(Structured figure records)

□ □ □ □ □ □ □

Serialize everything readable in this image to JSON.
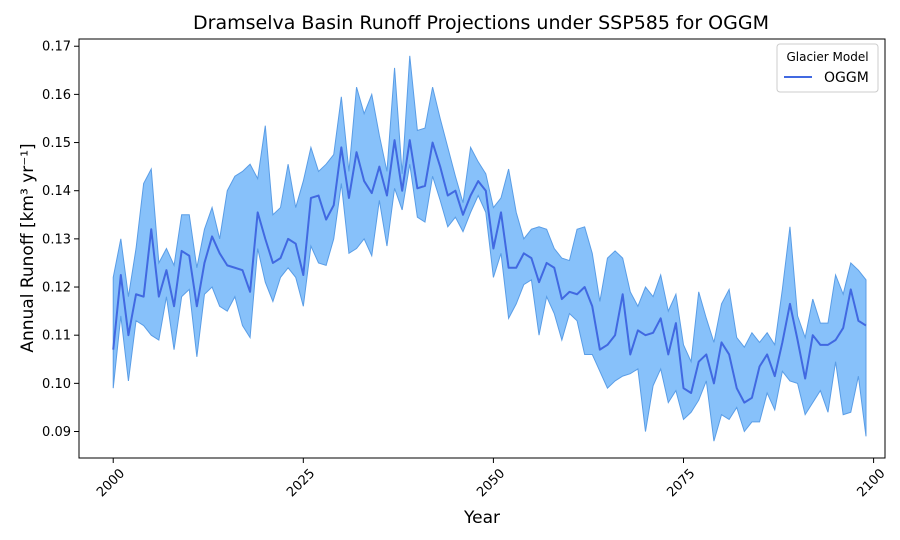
{
  "chart_data": {
    "type": "area",
    "title": "Dramselva Basin Runoff Projections under SSP585 for OGGM",
    "xlabel": "Year",
    "ylabel": "Annual Runoff [km³ yr⁻¹]",
    "xlim": [
      1995.5,
      2101.5
    ],
    "ylim": [
      0.0845,
      0.1715
    ],
    "x_ticks": [
      2000,
      2025,
      2050,
      2075,
      2100
    ],
    "y_ticks": [
      0.09,
      0.1,
      0.11,
      0.12,
      0.13,
      0.14,
      0.15,
      0.16,
      0.17
    ],
    "grid": false,
    "legend": {
      "title": "Glacier Model",
      "location": "top-right"
    },
    "colors": {
      "line": "#4169e1",
      "band_fill": "#87c1fa",
      "band_edge": "#5a9de6"
    },
    "series": [
      {
        "name": "OGGM",
        "x_start": 2000,
        "x_end": 2099,
        "mean": [
          0.107,
          0.1225,
          0.11,
          0.1185,
          0.118,
          0.132,
          0.118,
          0.1235,
          0.116,
          0.1275,
          0.1265,
          0.116,
          0.125,
          0.1305,
          0.127,
          0.1245,
          0.124,
          0.1235,
          0.119,
          0.1355,
          0.13,
          0.125,
          0.126,
          0.13,
          0.129,
          0.1225,
          0.1385,
          0.139,
          0.134,
          0.137,
          0.149,
          0.1385,
          0.148,
          0.142,
          0.1395,
          0.145,
          0.139,
          0.1505,
          0.14,
          0.1505,
          0.1405,
          0.141,
          0.15,
          0.145,
          0.139,
          0.14,
          0.135,
          0.139,
          0.142,
          0.14,
          0.128,
          0.1355,
          0.124,
          0.124,
          0.127,
          0.126,
          0.121,
          0.125,
          0.124,
          0.1175,
          0.119,
          0.1185,
          0.12,
          0.116,
          0.107,
          0.108,
          0.11,
          0.1185,
          0.106,
          0.111,
          0.11,
          0.1105,
          0.1135,
          0.106,
          0.1125,
          0.099,
          0.098,
          0.1045,
          0.106,
          0.1,
          0.1085,
          0.106,
          0.099,
          0.096,
          0.097,
          0.1035,
          0.106,
          0.1015,
          0.1085,
          0.1165,
          0.109,
          0.101,
          0.11,
          0.108,
          0.108,
          0.109,
          0.1115,
          0.1195,
          0.113,
          0.112
        ],
        "upper": [
          0.122,
          0.13,
          0.118,
          0.128,
          0.1415,
          0.1445,
          0.125,
          0.128,
          0.1245,
          0.135,
          0.135,
          0.124,
          0.132,
          0.1365,
          0.13,
          0.14,
          0.143,
          0.144,
          0.1455,
          0.1425,
          0.1535,
          0.135,
          0.1365,
          0.1455,
          0.1365,
          0.142,
          0.149,
          0.144,
          0.1455,
          0.1475,
          0.1595,
          0.144,
          0.1615,
          0.156,
          0.16,
          0.1515,
          0.144,
          0.1655,
          0.1435,
          0.168,
          0.1525,
          0.153,
          0.1615,
          0.155,
          0.149,
          0.143,
          0.1375,
          0.149,
          0.146,
          0.1435,
          0.1365,
          0.1385,
          0.1445,
          0.1355,
          0.13,
          0.132,
          0.1325,
          0.132,
          0.128,
          0.126,
          0.1255,
          0.132,
          0.1325,
          0.127,
          0.117,
          0.126,
          0.1275,
          0.126,
          0.119,
          0.116,
          0.12,
          0.118,
          0.1225,
          0.115,
          0.1185,
          0.108,
          0.1045,
          0.119,
          0.1135,
          0.1085,
          0.1165,
          0.1195,
          0.1095,
          0.1075,
          0.1105,
          0.1085,
          0.1105,
          0.108,
          0.1195,
          0.1325,
          0.114,
          0.1095,
          0.1175,
          0.1125,
          0.1125,
          0.1225,
          0.1185,
          0.125,
          0.1235,
          0.1215
        ],
        "lower": [
          0.099,
          0.114,
          0.1005,
          0.113,
          0.112,
          0.11,
          0.109,
          0.118,
          0.107,
          0.118,
          0.1195,
          0.1055,
          0.1185,
          0.12,
          0.116,
          0.115,
          0.118,
          0.112,
          0.1095,
          0.128,
          0.121,
          0.117,
          0.122,
          0.124,
          0.122,
          0.116,
          0.1285,
          0.125,
          0.1245,
          0.13,
          0.1415,
          0.127,
          0.128,
          0.13,
          0.1265,
          0.138,
          0.1285,
          0.1405,
          0.136,
          0.1455,
          0.1345,
          0.1335,
          0.143,
          0.138,
          0.1325,
          0.1345,
          0.1315,
          0.1355,
          0.139,
          0.1355,
          0.122,
          0.127,
          0.1135,
          0.1165,
          0.1205,
          0.1215,
          0.11,
          0.118,
          0.1145,
          0.109,
          0.1145,
          0.113,
          0.106,
          0.106,
          0.1025,
          0.099,
          0.1005,
          0.1015,
          0.102,
          0.103,
          0.09,
          0.0995,
          0.103,
          0.096,
          0.0985,
          0.0925,
          0.094,
          0.0965,
          0.1005,
          0.088,
          0.0935,
          0.0925,
          0.095,
          0.09,
          0.092,
          0.092,
          0.098,
          0.0945,
          0.1025,
          0.1005,
          0.1,
          0.0935,
          0.096,
          0.0985,
          0.094,
          0.1045,
          0.0935,
          0.094,
          0.1015,
          0.089
        ]
      }
    ]
  }
}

□ □ □ □ □ □ □

== Work to do ==
Every record must be copied exactly, with images dropped from the result.

== Worked answer ==
Serialize everything readable in this image to JSON.
{
  "chart_data": {
    "type": "area",
    "title": "Dramselva Basin Runoff Projections under SSP585 for OGGM",
    "xlabel": "Year",
    "ylabel": "Annual Runoff [km³ yr⁻¹]",
    "xlim": [
      1995.5,
      2101.5
    ],
    "ylim": [
      0.0845,
      0.1715
    ],
    "x_ticks": [
      2000,
      2025,
      2050,
      2075,
      2100
    ],
    "y_ticks": [
      0.09,
      0.1,
      0.11,
      0.12,
      0.13,
      0.14,
      0.15,
      0.16,
      0.17
    ],
    "grid": false,
    "legend": {
      "title": "Glacier Model",
      "location": "top-right"
    },
    "colors": {
      "line": "#4169e1",
      "band_fill": "#87c1fa",
      "band_edge": "#5a9de6"
    },
    "series": [
      {
        "name": "OGGM",
        "x_start": 2000,
        "x_end": 2099,
        "mean": [
          0.107,
          0.1225,
          0.11,
          0.1185,
          0.118,
          0.132,
          0.118,
          0.1235,
          0.116,
          0.1275,
          0.1265,
          0.116,
          0.125,
          0.1305,
          0.127,
          0.1245,
          0.124,
          0.1235,
          0.119,
          0.1355,
          0.13,
          0.125,
          0.126,
          0.13,
          0.129,
          0.1225,
          0.1385,
          0.139,
          0.134,
          0.137,
          0.149,
          0.1385,
          0.148,
          0.142,
          0.1395,
          0.145,
          0.139,
          0.1505,
          0.14,
          0.1505,
          0.1405,
          0.141,
          0.15,
          0.145,
          0.139,
          0.14,
          0.135,
          0.139,
          0.142,
          0.14,
          0.128,
          0.1355,
          0.124,
          0.124,
          0.127,
          0.126,
          0.121,
          0.125,
          0.124,
          0.1175,
          0.119,
          0.1185,
          0.12,
          0.116,
          0.107,
          0.108,
          0.11,
          0.1185,
          0.106,
          0.111,
          0.11,
          0.1105,
          0.1135,
          0.106,
          0.1125,
          0.099,
          0.098,
          0.1045,
          0.106,
          0.1,
          0.1085,
          0.106,
          0.099,
          0.096,
          0.097,
          0.1035,
          0.106,
          0.1015,
          0.1085,
          0.1165,
          0.109,
          0.101,
          0.11,
          0.108,
          0.108,
          0.109,
          0.1115,
          0.1195,
          0.113,
          0.112
        ],
        "upper": [
          0.122,
          0.13,
          0.118,
          0.128,
          0.1415,
          0.1445,
          0.125,
          0.128,
          0.1245,
          0.135,
          0.135,
          0.124,
          0.132,
          0.1365,
          0.13,
          0.14,
          0.143,
          0.144,
          0.1455,
          0.1425,
          0.1535,
          0.135,
          0.1365,
          0.1455,
          0.1365,
          0.142,
          0.149,
          0.144,
          0.1455,
          0.1475,
          0.1595,
          0.144,
          0.1615,
          0.156,
          0.16,
          0.1515,
          0.144,
          0.1655,
          0.1435,
          0.168,
          0.1525,
          0.153,
          0.1615,
          0.155,
          0.149,
          0.143,
          0.1375,
          0.149,
          0.146,
          0.1435,
          0.1365,
          0.1385,
          0.1445,
          0.1355,
          0.13,
          0.132,
          0.1325,
          0.132,
          0.128,
          0.126,
          0.1255,
          0.132,
          0.1325,
          0.127,
          0.117,
          0.126,
          0.1275,
          0.126,
          0.119,
          0.116,
          0.12,
          0.118,
          0.1225,
          0.115,
          0.1185,
          0.108,
          0.1045,
          0.119,
          0.1135,
          0.1085,
          0.1165,
          0.1195,
          0.1095,
          0.1075,
          0.1105,
          0.1085,
          0.1105,
          0.108,
          0.1195,
          0.1325,
          0.114,
          0.1095,
          0.1175,
          0.1125,
          0.1125,
          0.1225,
          0.1185,
          0.125,
          0.1235,
          0.1215
        ],
        "lower": [
          0.099,
          0.114,
          0.1005,
          0.113,
          0.112,
          0.11,
          0.109,
          0.118,
          0.107,
          0.118,
          0.1195,
          0.1055,
          0.1185,
          0.12,
          0.116,
          0.115,
          0.118,
          0.112,
          0.1095,
          0.128,
          0.121,
          0.117,
          0.122,
          0.124,
          0.122,
          0.116,
          0.1285,
          0.125,
          0.1245,
          0.13,
          0.1415,
          0.127,
          0.128,
          0.13,
          0.1265,
          0.138,
          0.1285,
          0.1405,
          0.136,
          0.1455,
          0.1345,
          0.1335,
          0.143,
          0.138,
          0.1325,
          0.1345,
          0.1315,
          0.1355,
          0.139,
          0.1355,
          0.122,
          0.127,
          0.1135,
          0.1165,
          0.1205,
          0.1215,
          0.11,
          0.118,
          0.1145,
          0.109,
          0.1145,
          0.113,
          0.106,
          0.106,
          0.1025,
          0.099,
          0.1005,
          0.1015,
          0.102,
          0.103,
          0.09,
          0.0995,
          0.103,
          0.096,
          0.0985,
          0.0925,
          0.094,
          0.0965,
          0.1005,
          0.088,
          0.0935,
          0.0925,
          0.095,
          0.09,
          0.092,
          0.092,
          0.098,
          0.0945,
          0.1025,
          0.1005,
          0.1,
          0.0935,
          0.096,
          0.0985,
          0.094,
          0.1045,
          0.0935,
          0.094,
          0.1015,
          0.089
        ]
      }
    ]
  }
}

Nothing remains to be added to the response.